**PROBLEM TO WORK ON:**
Quote the records below in full, exactly as given, with the images taken out.

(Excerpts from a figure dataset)
• • • • • • •

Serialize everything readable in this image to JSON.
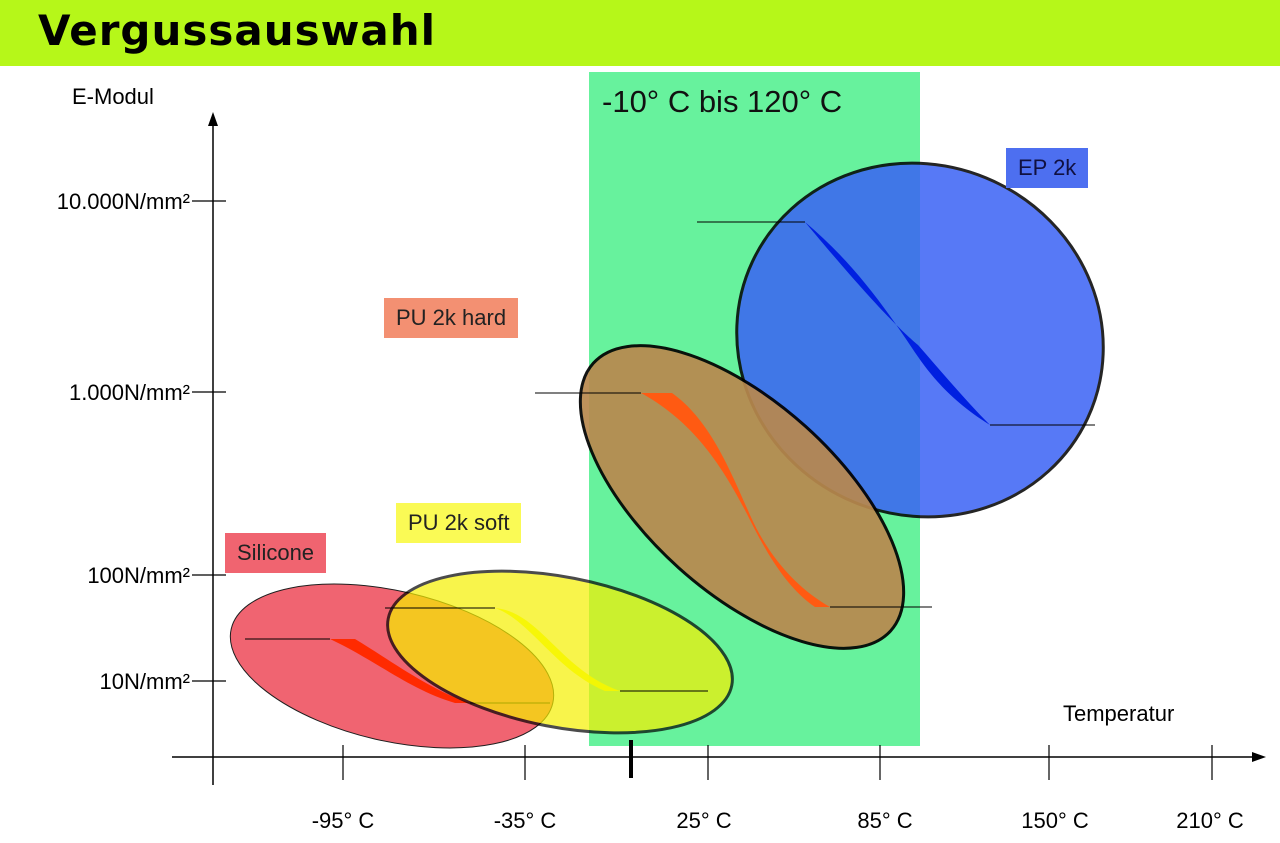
{
  "title": "Vergussauswahl",
  "y_axis_label": "E-Modul",
  "x_axis_label": "Temperatur",
  "y_ticks": [
    "10.000N/mm²",
    "1.000N/mm²",
    "100N/mm²",
    "10N/mm²"
  ],
  "x_ticks": [
    "-95° C",
    "-35° C",
    "25° C",
    "85° C",
    "150° C",
    "210° C"
  ],
  "range_band": {
    "label": "-10° C bis 120° C",
    "color": "#4cf08c"
  },
  "materials": [
    {
      "name": "Silicone",
      "label_color": "#f06470",
      "fill": "#ef4f5e",
      "core": "#ff2a00"
    },
    {
      "name": "PU 2k soft",
      "label_color": "#fafa55",
      "fill": "#f6f000",
      "core": "#f6f600"
    },
    {
      "name": "PU 2k hard",
      "label_color": "#f39072",
      "fill": "#b9884e",
      "core": "#ff5a12"
    },
    {
      "name": "EP 2k",
      "label_color": "#4d6ff0",
      "fill": "#3a62f5",
      "core": "#0020e0"
    }
  ]
}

• • • • • • •

**RESPONSE:**
Serialize everything readable in this image to JSON.
{
  "title": "Vergussauswahl",
  "y_axis_label": "E-Modul",
  "x_axis_label": "Temperatur",
  "y_ticks": [
    "10.000N/mm²",
    "1.000N/mm²",
    "100N/mm²",
    "10N/mm²"
  ],
  "x_ticks": [
    "-95° C",
    "-35° C",
    "25° C",
    "85° C",
    "150° C",
    "210° C"
  ],
  "range_band": {
    "label": "-10° C bis 120° C",
    "color": "#4cf08c"
  },
  "materials": [
    {
      "name": "Silicone",
      "label_color": "#f06470",
      "fill": "#ef4f5e",
      "core": "#ff2a00"
    },
    {
      "name": "PU 2k soft",
      "label_color": "#fafa55",
      "fill": "#f6f000",
      "core": "#f6f600"
    },
    {
      "name": "PU 2k hard",
      "label_color": "#f39072",
      "fill": "#b9884e",
      "core": "#ff5a12"
    },
    {
      "name": "EP 2k",
      "label_color": "#4d6ff0",
      "fill": "#3a62f5",
      "core": "#0020e0"
    }
  ]
}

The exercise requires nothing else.